▶ REQUIRED WORK: Extract the lines of the data starting with the line that contains "the north. xyxy=(92,355,1383,455)" and going on through the line that contains "No Indian down", and repeat them word for word.

▶ Dataset excerpt:
-- begin --

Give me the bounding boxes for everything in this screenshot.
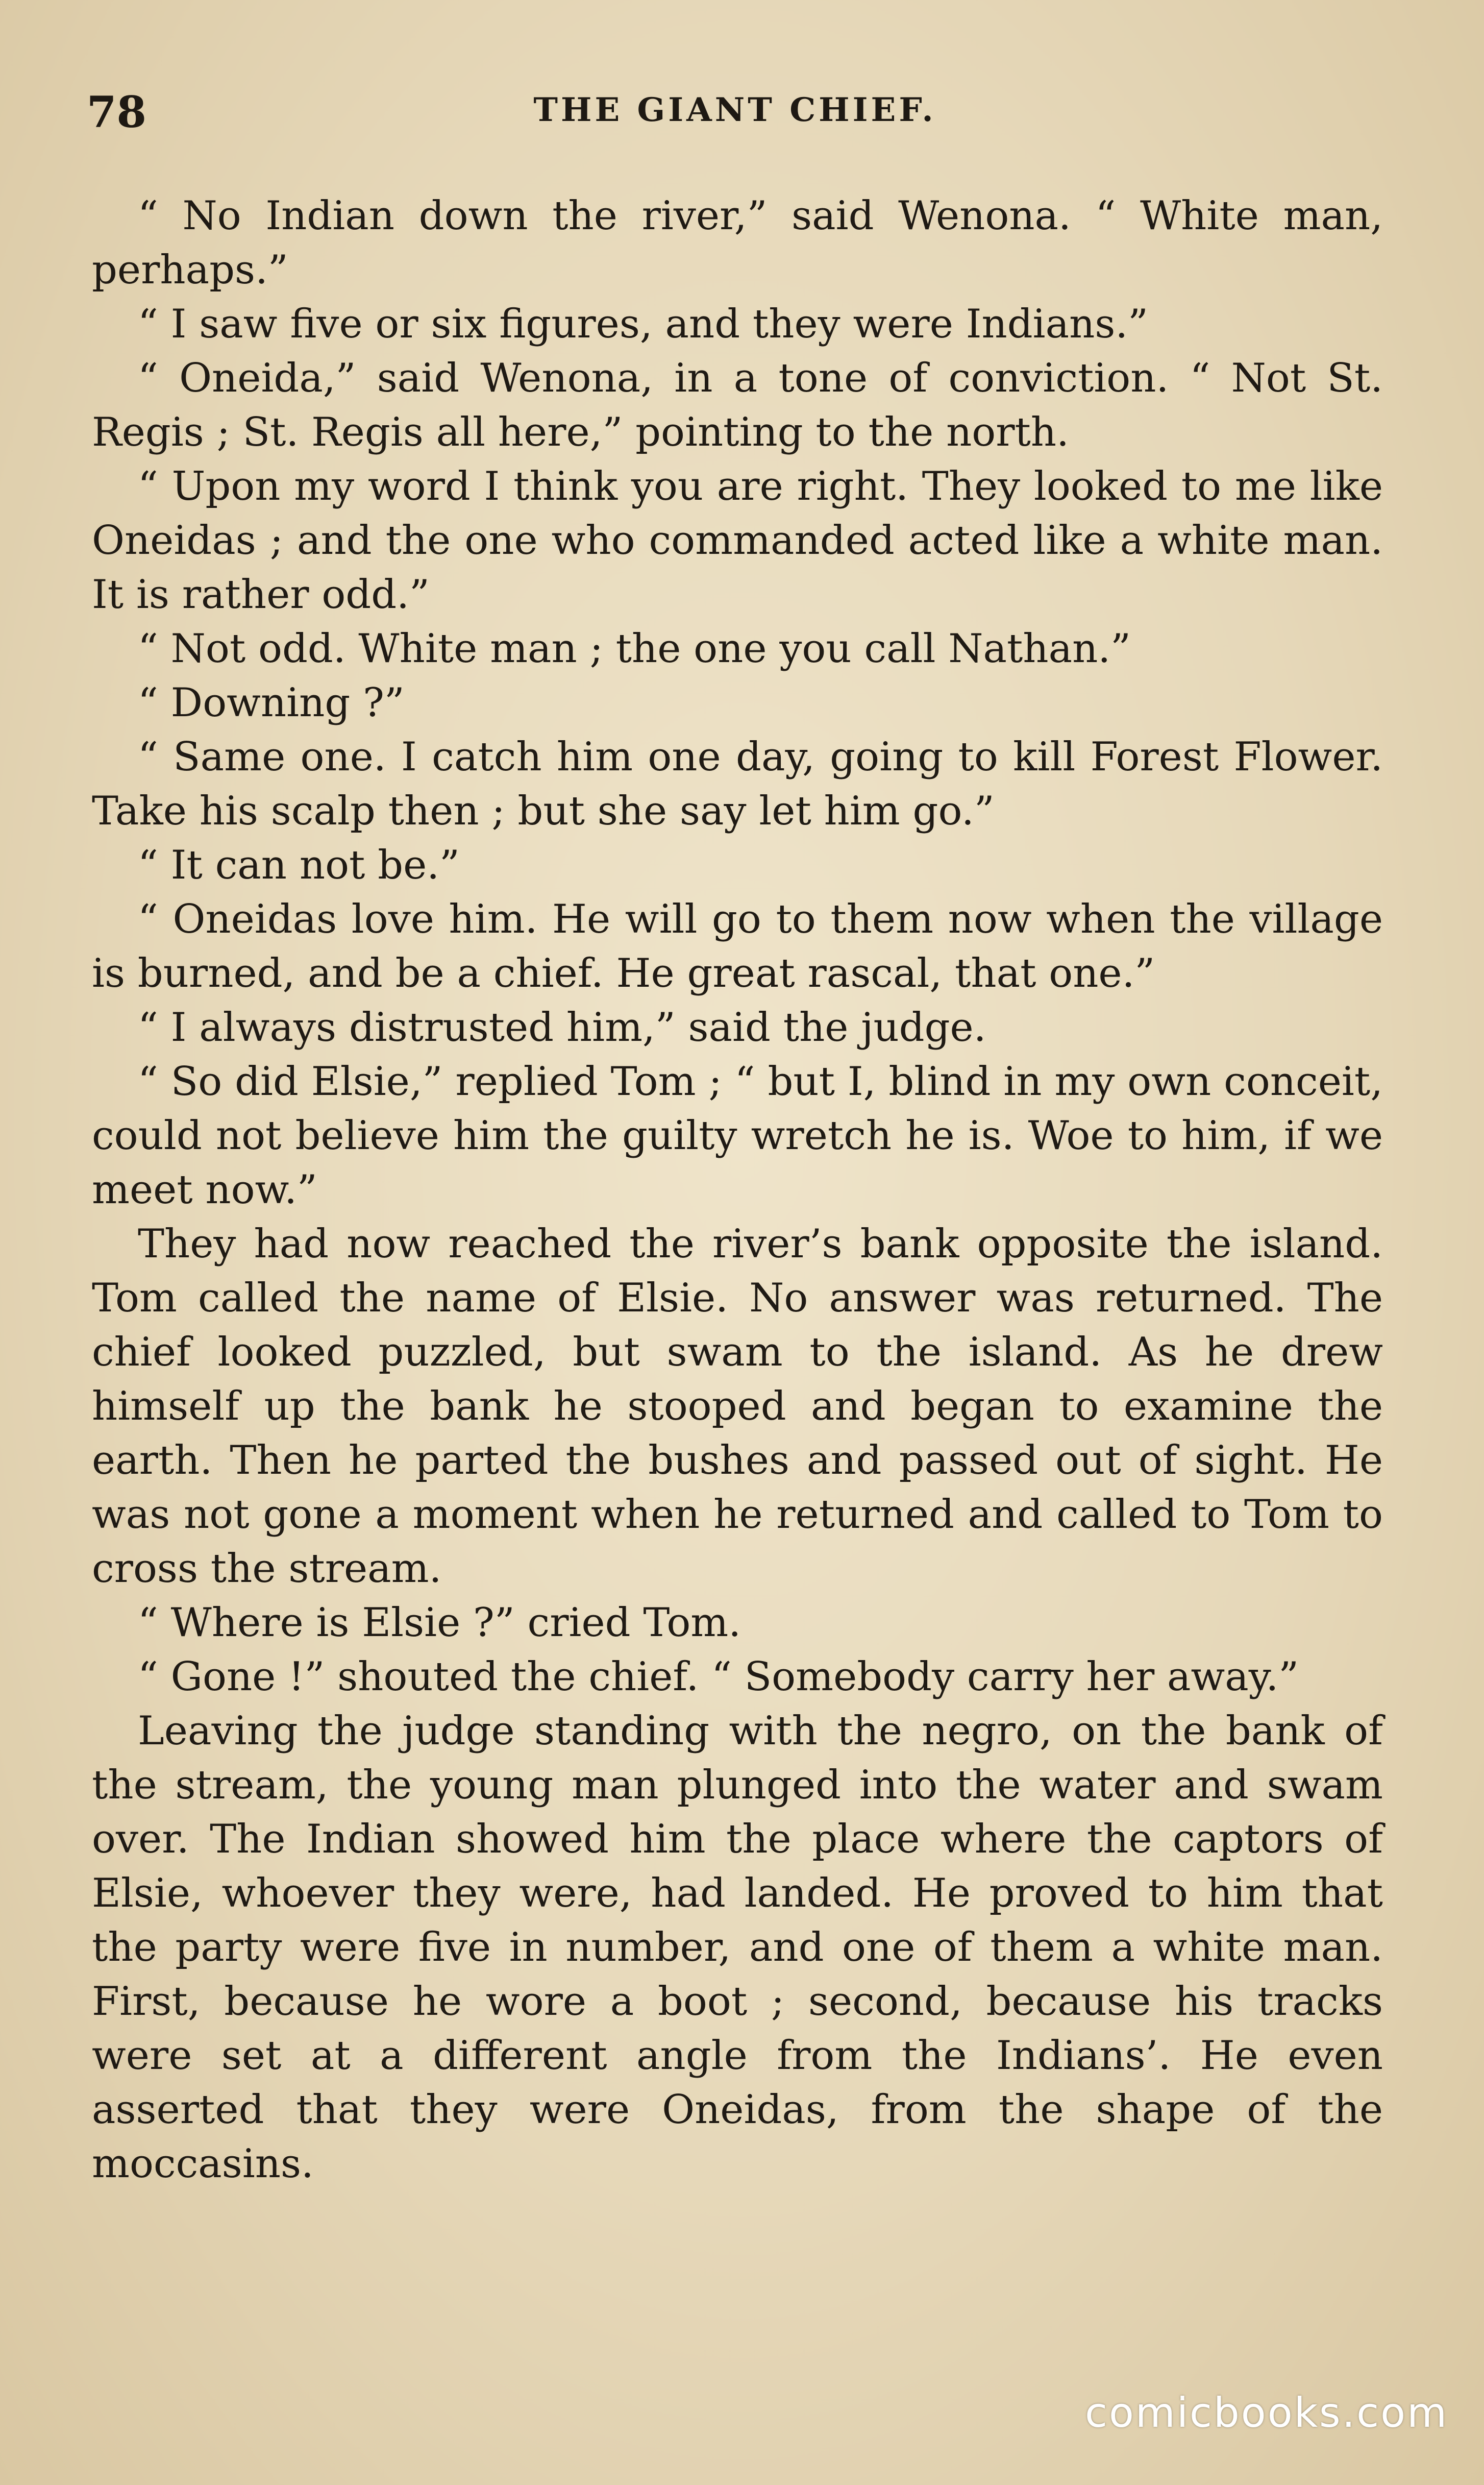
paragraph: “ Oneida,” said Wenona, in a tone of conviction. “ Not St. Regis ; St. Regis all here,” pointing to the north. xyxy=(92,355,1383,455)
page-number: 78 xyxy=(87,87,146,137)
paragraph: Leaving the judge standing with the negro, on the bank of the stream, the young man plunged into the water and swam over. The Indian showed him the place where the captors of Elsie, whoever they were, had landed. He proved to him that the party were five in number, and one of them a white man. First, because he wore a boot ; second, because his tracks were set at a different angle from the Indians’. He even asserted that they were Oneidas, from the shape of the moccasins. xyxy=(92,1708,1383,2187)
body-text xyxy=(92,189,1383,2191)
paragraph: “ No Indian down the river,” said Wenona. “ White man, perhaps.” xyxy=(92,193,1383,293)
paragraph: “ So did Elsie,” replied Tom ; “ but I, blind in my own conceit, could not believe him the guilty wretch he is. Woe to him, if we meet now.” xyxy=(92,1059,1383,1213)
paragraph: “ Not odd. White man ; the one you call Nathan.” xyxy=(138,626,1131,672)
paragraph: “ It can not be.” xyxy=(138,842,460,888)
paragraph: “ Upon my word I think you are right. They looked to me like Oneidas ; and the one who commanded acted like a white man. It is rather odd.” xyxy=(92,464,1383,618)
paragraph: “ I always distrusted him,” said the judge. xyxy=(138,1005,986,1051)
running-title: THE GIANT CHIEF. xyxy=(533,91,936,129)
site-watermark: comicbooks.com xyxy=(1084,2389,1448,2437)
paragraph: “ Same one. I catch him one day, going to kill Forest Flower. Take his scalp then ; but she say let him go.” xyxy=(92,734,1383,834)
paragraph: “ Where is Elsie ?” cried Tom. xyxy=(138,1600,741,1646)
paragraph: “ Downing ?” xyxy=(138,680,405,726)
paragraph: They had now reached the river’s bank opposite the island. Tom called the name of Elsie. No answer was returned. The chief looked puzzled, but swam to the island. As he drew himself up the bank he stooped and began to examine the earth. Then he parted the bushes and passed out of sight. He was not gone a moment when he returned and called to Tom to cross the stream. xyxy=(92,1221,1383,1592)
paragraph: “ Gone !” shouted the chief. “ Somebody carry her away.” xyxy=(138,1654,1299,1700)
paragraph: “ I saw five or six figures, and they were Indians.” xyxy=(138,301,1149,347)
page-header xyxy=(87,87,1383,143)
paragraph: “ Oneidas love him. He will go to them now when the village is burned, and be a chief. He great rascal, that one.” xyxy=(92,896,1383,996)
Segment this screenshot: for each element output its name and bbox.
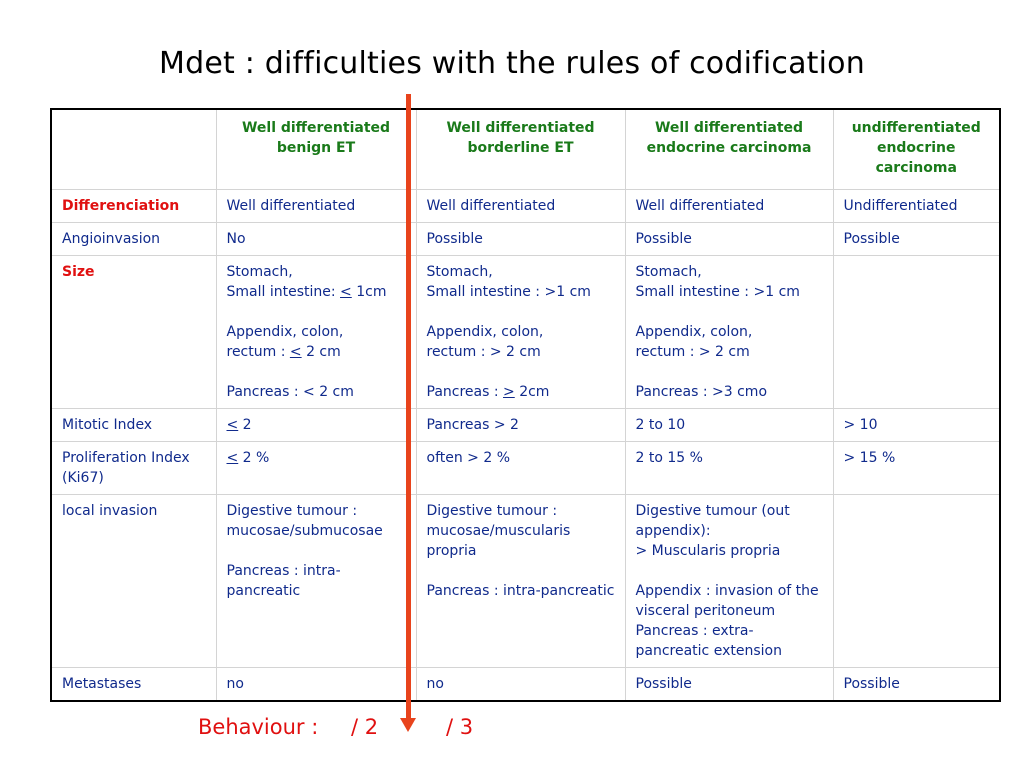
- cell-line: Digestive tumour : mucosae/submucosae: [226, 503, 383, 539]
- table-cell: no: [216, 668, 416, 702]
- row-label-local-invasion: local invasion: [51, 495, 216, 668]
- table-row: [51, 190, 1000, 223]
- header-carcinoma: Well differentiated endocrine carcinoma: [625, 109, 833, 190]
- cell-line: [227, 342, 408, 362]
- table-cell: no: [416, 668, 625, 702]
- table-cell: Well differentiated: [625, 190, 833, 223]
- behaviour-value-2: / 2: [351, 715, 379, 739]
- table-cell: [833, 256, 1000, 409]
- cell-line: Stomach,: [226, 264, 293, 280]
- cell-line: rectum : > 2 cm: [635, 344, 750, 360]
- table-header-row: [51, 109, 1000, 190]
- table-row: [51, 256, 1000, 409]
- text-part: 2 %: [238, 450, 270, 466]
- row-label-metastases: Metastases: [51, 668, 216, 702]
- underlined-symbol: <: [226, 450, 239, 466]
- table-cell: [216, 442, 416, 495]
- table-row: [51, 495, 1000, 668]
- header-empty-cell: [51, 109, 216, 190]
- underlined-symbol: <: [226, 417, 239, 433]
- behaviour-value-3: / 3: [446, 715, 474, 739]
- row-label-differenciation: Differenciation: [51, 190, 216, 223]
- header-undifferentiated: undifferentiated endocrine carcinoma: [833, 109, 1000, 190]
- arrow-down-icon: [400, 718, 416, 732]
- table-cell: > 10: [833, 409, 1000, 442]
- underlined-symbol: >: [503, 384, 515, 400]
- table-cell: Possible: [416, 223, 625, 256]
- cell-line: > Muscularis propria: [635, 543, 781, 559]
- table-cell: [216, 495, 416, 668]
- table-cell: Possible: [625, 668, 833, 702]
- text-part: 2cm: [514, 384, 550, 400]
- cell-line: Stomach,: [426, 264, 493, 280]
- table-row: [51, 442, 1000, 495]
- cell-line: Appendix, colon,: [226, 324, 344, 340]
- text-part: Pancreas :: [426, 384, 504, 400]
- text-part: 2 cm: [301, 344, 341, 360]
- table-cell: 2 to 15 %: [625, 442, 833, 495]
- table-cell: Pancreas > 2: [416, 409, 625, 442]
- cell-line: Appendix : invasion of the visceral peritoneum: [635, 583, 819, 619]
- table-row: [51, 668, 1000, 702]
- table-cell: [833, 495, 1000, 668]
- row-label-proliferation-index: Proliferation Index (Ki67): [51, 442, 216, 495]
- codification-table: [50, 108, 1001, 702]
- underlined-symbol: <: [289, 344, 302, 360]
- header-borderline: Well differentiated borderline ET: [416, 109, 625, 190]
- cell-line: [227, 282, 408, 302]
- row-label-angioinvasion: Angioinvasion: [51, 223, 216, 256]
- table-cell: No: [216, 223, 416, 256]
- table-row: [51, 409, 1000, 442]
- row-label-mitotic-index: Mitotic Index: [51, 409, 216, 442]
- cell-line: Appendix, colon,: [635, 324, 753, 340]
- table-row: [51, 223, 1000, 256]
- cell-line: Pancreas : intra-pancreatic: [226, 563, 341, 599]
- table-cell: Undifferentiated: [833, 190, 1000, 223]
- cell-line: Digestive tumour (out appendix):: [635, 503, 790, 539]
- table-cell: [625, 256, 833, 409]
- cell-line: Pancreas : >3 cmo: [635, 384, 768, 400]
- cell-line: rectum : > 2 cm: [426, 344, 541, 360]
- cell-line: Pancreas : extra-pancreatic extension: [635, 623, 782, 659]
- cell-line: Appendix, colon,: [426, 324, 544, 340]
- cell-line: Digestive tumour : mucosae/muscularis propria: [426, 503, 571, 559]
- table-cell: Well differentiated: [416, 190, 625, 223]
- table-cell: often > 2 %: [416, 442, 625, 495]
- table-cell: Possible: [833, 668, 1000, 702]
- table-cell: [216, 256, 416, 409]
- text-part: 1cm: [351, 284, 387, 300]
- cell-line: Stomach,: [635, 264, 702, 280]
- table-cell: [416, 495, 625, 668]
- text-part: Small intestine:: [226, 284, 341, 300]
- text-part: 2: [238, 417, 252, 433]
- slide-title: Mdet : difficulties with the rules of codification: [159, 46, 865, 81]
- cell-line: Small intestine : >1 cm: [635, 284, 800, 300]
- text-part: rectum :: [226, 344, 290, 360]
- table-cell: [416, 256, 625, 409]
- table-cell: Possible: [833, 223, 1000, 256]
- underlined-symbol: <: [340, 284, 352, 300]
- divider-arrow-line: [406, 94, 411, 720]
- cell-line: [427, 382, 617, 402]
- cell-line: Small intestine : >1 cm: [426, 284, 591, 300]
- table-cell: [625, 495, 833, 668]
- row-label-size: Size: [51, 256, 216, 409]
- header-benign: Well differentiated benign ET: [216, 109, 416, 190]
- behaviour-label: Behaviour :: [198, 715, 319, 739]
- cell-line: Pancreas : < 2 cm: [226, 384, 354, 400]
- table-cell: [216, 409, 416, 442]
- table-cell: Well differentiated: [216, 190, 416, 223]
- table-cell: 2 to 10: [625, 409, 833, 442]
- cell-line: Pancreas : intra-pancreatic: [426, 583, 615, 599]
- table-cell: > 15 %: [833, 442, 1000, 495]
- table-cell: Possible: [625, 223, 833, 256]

-- end --

▶ SOLUTION FOR THIS TASK:
paragraph: “ Oneida,” said Wenona, in a tone of conviction. “ Not St. Regis ; St. Regis all here,” pointing to the north. xyxy=(92,355,1383,455)
page-number: 78 xyxy=(87,87,146,137)
paragraph: Leaving the judge standing with the negro, on the bank of the stream, the young man plunged into the water and swam over. The Indian showed him the place where the captors of Elsie, whoever they were, had landed. He proved to him that the party were five in number, and one of them a white man. First, because he wore a boot ; second, because his tracks were set at a different angle from the Indians’. He even asserted that they were Oneidas, from the shape of the moccasins. xyxy=(92,1708,1383,2187)
body-text xyxy=(92,189,1383,2191)
paragraph: “ No Indian down the river,” said Wenona. “ White man, perhaps.” xyxy=(92,193,1383,293)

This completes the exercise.